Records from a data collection
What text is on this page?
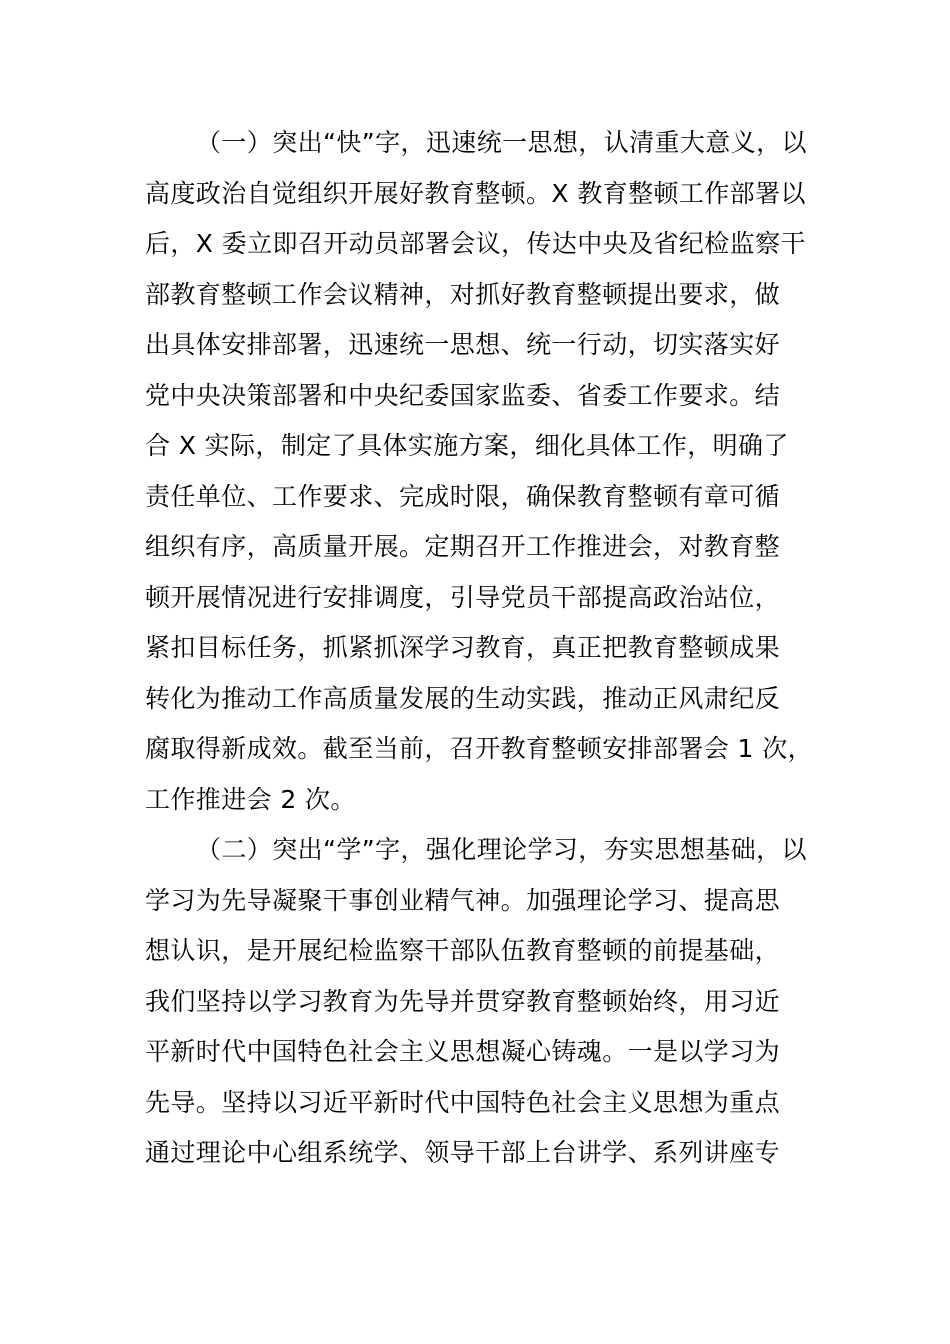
（一）突出“快”字，迅速统一思想，认清重大意义，以
高度政治自觉组织开展好教育整顿。X 教育整顿工作部署以
后，X 委立即召开动员部署会议，传达中央及省纪检监察干
部教育整顿工作会议精神，对抓好教育整顿提出要求，做
出具体安排部署，迅速统一思想、统一行动，切实落实好
党中央决策部署和中央纪委国家监委、省委工作要求。结
合 X 实际，制定了具体实施方案，细化具体工作，明确了
责任单位、工作要求、完成时限，确保教育整顿有章可循
组织有序，高质量开展。定期召开工作推进会，对教育整
顿开展情况进行安排调度，引导党员干部提高政治站位，
紧扣目标任务，抓紧抓深学习教育，真正把教育整顿成果
转化为推动工作高质量发展的生动实践，推动正风肃纪反
腐取得新成效。截至当前，召开教育整顿安排部署会 1 次，
工作推进会 2 次。
（二）突出“学”字，强化理论学习，夯实思想基础，以
学习为先导凝聚干事创业精气神。加强理论学习、提高思
想认识，是开展纪检监察干部队伍教育整顿的前提基础，
我们坚持以学习教育为先导并贯穿教育整顿始终，用习近
平新时代中国特色社会主义思想凝心铸魂。一是以学习为
先导。坚持以习近平新时代中国特色社会主义思想为重点
通过理论中心组系统学、领导干部上台讲学、系列讲座专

Task prompt: Look through the material above and pick out each line holding the word "迅速统一思想".

The completed task:
（一）突出“快”字，迅速统一思想，认清重大意义，以
出具体安排部署，迅速统一思想、统一行动，切实落实好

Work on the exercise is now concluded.